What is needed ▸ Would you quote every entry exactly, dropping only the pictures?

Stored data entries

## START

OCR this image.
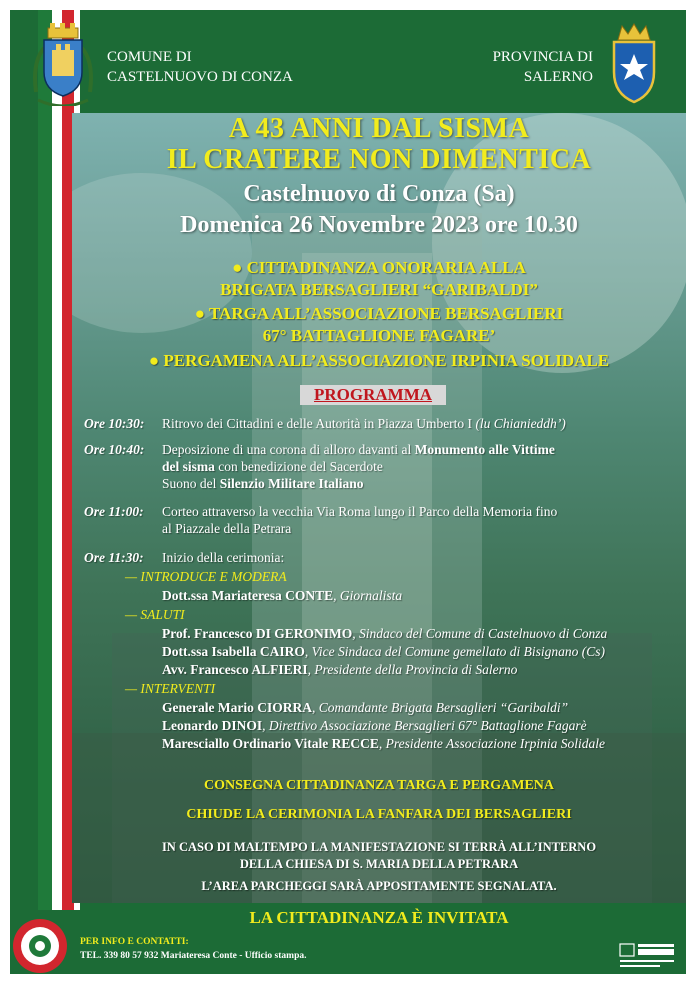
COMUNE DI
CASTELNUOVO DI CONZA
PROVINCIA DI
SALERNO
A 43 ANNI DAL SISMA
IL CRATERE NON DIMENTICA
Castelnuovo di Conza (Sa)
Domenica 26 Novembre 2023 ore 10.30
● CITTADINANZA ONORARIA ALLA
BRIGATA BERSAGLIERI “GARIBALDI”
● TARGA ALL’ASSOCIAZIONE BERSAGLIERI
67° BATTAGLIONE FAGARE’
● PERGAMENA ALL’ASSOCIAZIONE IRPINIA SOLIDALE
PROGRAMMA
Ore 10:30: Ritrovo dei Cittadini e delle Autorità in Piazza Umberto I (lu Chianieddh’)
Ore 10:40: Deposizione di una corona di alloro davanti al Monumento alle Vittime
del sisma con benedizione del Sacerdote
Suono del Silenzio Militare Italiano
Ore 11:00: Corteo attraverso la vecchia Via Roma lungo il Parco della Memoria fino
al Piazzale della Petrara
Ore 11:30: Inizio della cerimonia:
— INTRODUCE E MODERA
Dott.ssa Mariateresa CONTE, Giornalista
— SALUTI
Prof. Francesco DI GERONIMO, Sindaco del Comune di Castelnuovo di Conza
Dott.ssa Isabella CAIRO, Vice Sindaca del Comune gemellato di Bisignano (Cs)
Avv. Francesco ALFIERI, Presidente della Provincia di Salerno
— INTERVENTI
Generale Mario CIORRA, Comandante Brigata Bersaglieri “Garibaldi”
Leonardo DINOI, Direttivo Associazione Bersaglieri 67° Battaglione Fagarè
Maresciallo Ordinario Vitale RECCE, Presidente Associazione Irpinia Solidale
CONSEGNA CITTADINANZA TARGA E PERGAMENA
CHIUDE LA CERIMONIA LA FANFARA DEI BERSAGLIERI
IN CASO DI MALTEMPO LA MANIFESTAZIONE SI TERRÀ ALL’INTERNO
DELLA CHIESA DI S. MARIA DELLA PETRARA
L’AREA PARCHEGGI SARÀ APPOSITAMENTE SEGNALATA.
LA CITTADINANZA È INVITATA
PER INFO E CONTATTI:
TEL. 339 80 57 932 Mariateresa Conte - Ufficio stampa.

## END

Correct output ▸
OCR this image.
COMUNE DI
CASTELNUOVO DI CONZA
PROVINCIA DI
SALERNO
A 43 ANNI DAL SISMA
IL CRATERE NON DIMENTICA
Castelnuovo di Conza (Sa)
Domenica 26 Novembre 2023 ore 10.30
● CITTADINANZA ONORARIA ALLA
BRIGATA BERSAGLIERI “GARIBALDI”
● TARGA ALL’ASSOCIAZIONE BERSAGLIERI
67° BATTAGLIONE FAGARE’
● PERGAMENA ALL’ASSOCIAZIONE IRPINIA SOLIDALE
PROGRAMMA
Ore 10:30: Ritrovo dei Cittadini e delle Autorità in Piazza Umberto I (lu Chianieddh’)
Ore 10:40: Deposizione di una corona di alloro davanti al Monumento alle Vittime
del sisma con benedizione del Sacerdote
Suono del Silenzio Militare Italiano
Ore 11:00: Corteo attraverso la vecchia Via Roma lungo il Parco della Memoria fino
al Piazzale della Petrara
Ore 11:30: Inizio della cerimonia:
— INTRODUCE E MODERA
Dott.ssa Mariateresa CONTE, Giornalista
— SALUTI
Prof. Francesco DI GERONIMO, Sindaco del Comune di Castelnuovo di Conza
Dott.ssa Isabella CAIRO, Vice Sindaca del Comune gemellato di Bisignano (Cs)
Avv. Francesco ALFIERI, Presidente della Provincia di Salerno
— INTERVENTI
Generale Mario CIORRA, Comandante Brigata Bersaglieri “Garibaldi”
Leonardo DINOI, Direttivo Associazione Bersaglieri 67° Battaglione Fagarè
Maresciallo Ordinario Vitale RECCE, Presidente Associazione Irpinia Solidale
CONSEGNA CITTADINANZA TARGA E PERGAMENA
CHIUDE LA CERIMONIA LA FANFARA DEI BERSAGLIERI
IN CASO DI MALTEMPO LA MANIFESTAZIONE SI TERRÀ ALL’INTERNO
DELLA CHIESA DI S. MARIA DELLA PETRARA
L’AREA PARCHEGGI SARÀ APPOSITAMENTE SEGNALATA.
LA CITTADINANZA È INVITATA
PER INFO E CONTATTI:
TEL. 339 80 57 932 Mariateresa Conte - Ufficio stampa.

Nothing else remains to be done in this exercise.